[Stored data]

-- BEGIN --

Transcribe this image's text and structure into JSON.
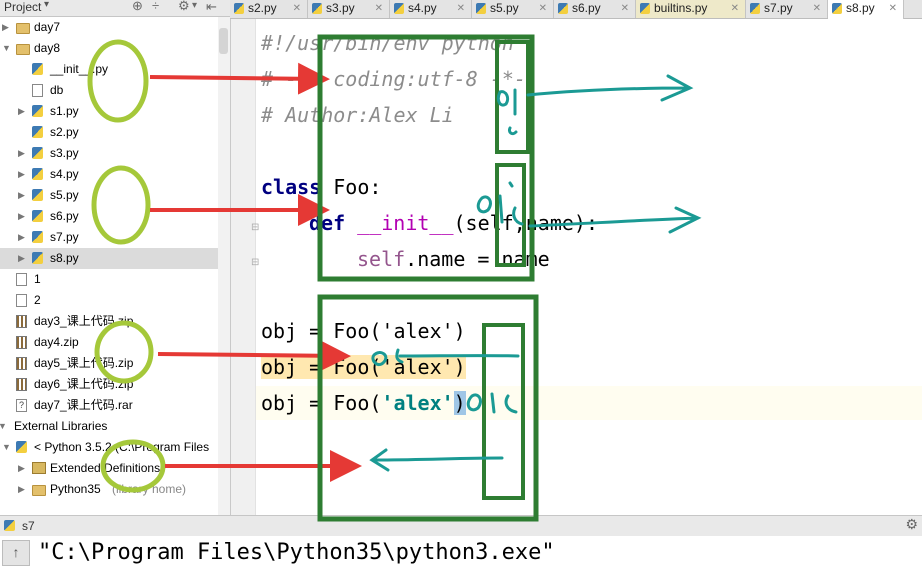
{
  "project_pane": {
    "title": "Project",
    "tree": [
      {
        "label": "day7",
        "icon": "folder-icon",
        "arrow": "collapsed",
        "indent": 0
      },
      {
        "label": "day8",
        "icon": "folder-icon",
        "arrow": "expanded",
        "indent": 0
      },
      {
        "label": "__init__.py",
        "icon": "python-file-icon",
        "arrow": "",
        "indent": 1
      },
      {
        "label": "db",
        "icon": "text-file-icon",
        "arrow": "",
        "indent": 1
      },
      {
        "label": "s1.py",
        "icon": "python-file-icon",
        "arrow": "collapsed",
        "indent": 1
      },
      {
        "label": "s2.py",
        "icon": "python-file-icon",
        "arrow": "",
        "indent": 1
      },
      {
        "label": "s3.py",
        "icon": "python-file-icon",
        "arrow": "collapsed",
        "indent": 1
      },
      {
        "label": "s4.py",
        "icon": "python-file-icon",
        "arrow": "collapsed",
        "indent": 1
      },
      {
        "label": "s5.py",
        "icon": "python-file-icon",
        "arrow": "collapsed",
        "indent": 1
      },
      {
        "label": "s6.py",
        "icon": "python-file-icon",
        "arrow": "collapsed",
        "indent": 1
      },
      {
        "label": "s7.py",
        "icon": "python-file-icon",
        "arrow": "collapsed",
        "indent": 1
      },
      {
        "label": "s8.py",
        "icon": "python-file-icon",
        "arrow": "collapsed",
        "indent": 1,
        "selected": true
      },
      {
        "label": "1",
        "icon": "text-file-icon",
        "arrow": "",
        "indent": 0
      },
      {
        "label": "2",
        "icon": "text-file-icon",
        "arrow": "",
        "indent": 0
      },
      {
        "label": "day3_课上代码.zip",
        "icon": "zip-file-icon",
        "arrow": "",
        "indent": 0
      },
      {
        "label": "day4.zip",
        "icon": "zip-file-icon",
        "arrow": "",
        "indent": 0
      },
      {
        "label": "day5_课上代码.zip",
        "icon": "zip-file-icon",
        "arrow": "",
        "indent": 0
      },
      {
        "label": "day6_课上代码.zip",
        "icon": "zip-file-icon",
        "arrow": "",
        "indent": 0
      },
      {
        "label": "day7_课上代码.rar",
        "icon": "unknown-file-icon",
        "arrow": "",
        "indent": 0
      },
      {
        "label": "External Libraries",
        "icon": "library-icon",
        "arrow": "expanded",
        "indent": -1
      },
      {
        "label": "< Python 3.5.2 (C:\\Program Files",
        "icon": "python-sdk-icon",
        "arrow": "expanded",
        "indent": 0
      },
      {
        "label": "Extended Definitions",
        "icon": "library-icon",
        "arrow": "collapsed",
        "indent": 1
      },
      {
        "label": "Python35",
        "suffix": "(library home)",
        "icon": "folder-icon",
        "arrow": "collapsed",
        "indent": 1
      }
    ]
  },
  "tabs": [
    {
      "label": "s2.py"
    },
    {
      "label": "s3.py"
    },
    {
      "label": "s4.py"
    },
    {
      "label": "s5.py"
    },
    {
      "label": "s6.py"
    },
    {
      "label": "builtins.py",
      "special": true
    },
    {
      "label": "s7.py"
    },
    {
      "label": "s8.py",
      "active": true
    }
  ],
  "editor": {
    "lines": {
      "shebang": "#!/usr/bin/env python",
      "coding": "# -*- coding:utf-8 -*-",
      "author": "# Author:Alex Li",
      "class_kw": "class",
      "class_name": " Foo:",
      "def_kw": "def",
      "init": "__init__",
      "params": "(self,name):",
      "self": "self",
      "assign": ".name = name",
      "obj1": "obj = Foo('alex')",
      "obj2": "obj = Foo('alex')",
      "obj3_a": "obj = Foo(",
      "obj3_str": "'alex'",
      "obj3_b": ")"
    }
  },
  "run_panel": {
    "title": "s7",
    "command": "\"C:\\Program Files\\Python35\\python3.exe\""
  },
  "annotations": {
    "handwritten": [
      "0x5",
      "0x5",
      "0x5",
      "0x5"
    ],
    "colors": {
      "circle": "#a5c83a",
      "box": "#2e7d32",
      "arrow_red": "#e53935",
      "ink": "#1b9a94"
    }
  }
}
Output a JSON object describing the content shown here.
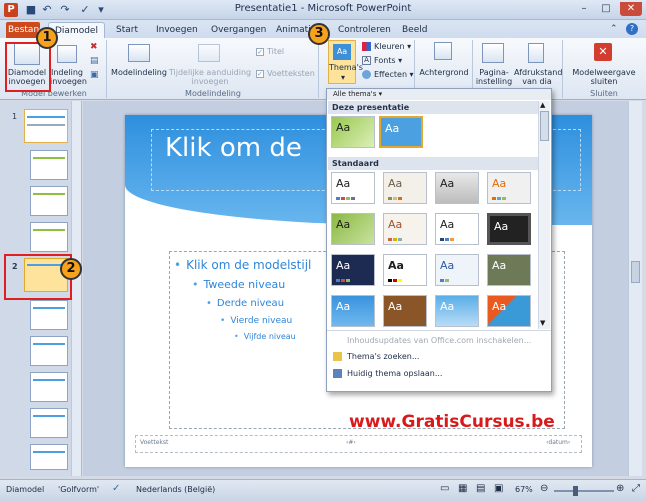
{
  "window": {
    "title": "Presentatie1 - Microsoft PowerPoint",
    "app_letter": "P"
  },
  "tabs": [
    "Bestand",
    "Diamodel",
    "Start",
    "Invoegen",
    "Overgangen",
    "Animaties",
    "Controleren",
    "Beeld"
  ],
  "ribbon": {
    "insert_slide_master": "Diamodel invoegen",
    "insert_layout": "Indeling invoegen",
    "group_edit_master": "Model bewerken",
    "master_layout": "Modelindeling",
    "layout_placeholder": "Tijdelijke aanduiding invoegen",
    "title_chk": "Titel",
    "footers_chk": "Voetteksten",
    "group_master_layout": "Modelindeling",
    "themes": "Thema's",
    "colors": "Kleuren",
    "fonts": "Fonts",
    "effects": "Effecten",
    "background": "Achtergrond",
    "page_setup": "Pagina-instelling",
    "orientation": "Afdrukstand van dia",
    "close_master": "Modelweergave sluiten",
    "group_close": "Sluiten"
  },
  "slide": {
    "title": "Klik om de",
    "levels": [
      "Klik om de modelstijl",
      "Tweede niveau",
      "Derde niveau",
      "Vierde niveau",
      "Vijfde niveau"
    ],
    "footer_left": "Voettekst",
    "footer_mid": "‹#›",
    "footer_right": "‹datum›"
  },
  "gallery": {
    "filter": "Alle thema's",
    "section_current": "Deze presentatie",
    "section_standard": "Standaard",
    "tile_text": "Aa",
    "cmd_update": "Inhoudsupdates van Office.com inschakelen...",
    "cmd_browse": "Thema's zoeken...",
    "cmd_save": "Huidig thema opslaan..."
  },
  "status": {
    "view": "Diamodel",
    "theme": "'Golfvorm'",
    "language": "Nederlands (België)",
    "zoom": "67%"
  },
  "callouts": [
    "1",
    "2",
    "3"
  ],
  "watermark": "www.GratisCursus.be",
  "colors": {
    "accent": "#2e8fde",
    "file_tab": "#cc4a1c",
    "callout": "#f6a21c",
    "redbox": "#e02020"
  }
}
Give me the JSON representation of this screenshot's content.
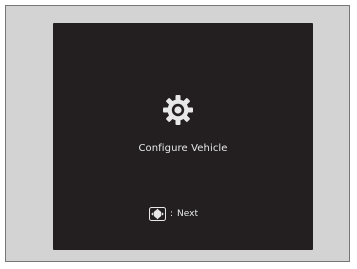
{
  "screen": {
    "title": "Configure Vehicle",
    "icon": "gear-icon",
    "hint": {
      "icon": "selector-dial-icon",
      "separator": ":",
      "label": "Next"
    }
  },
  "colors": {
    "screen_background": "#231f20",
    "frame_background": "#d3d3d3",
    "text": "#e8e8e8"
  }
}
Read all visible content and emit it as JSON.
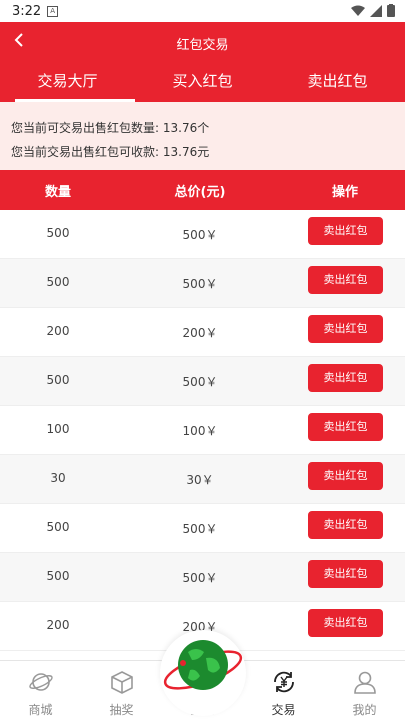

-- END --

[Instructions for the task]:
Which lines contain the word "Program"? Copy each of them.

[The response]:
        "label": "< Python 3.5.2 (C:\\Program Files",
    "command": "\"C:\\Program Files\\Python35\\python3.exe\""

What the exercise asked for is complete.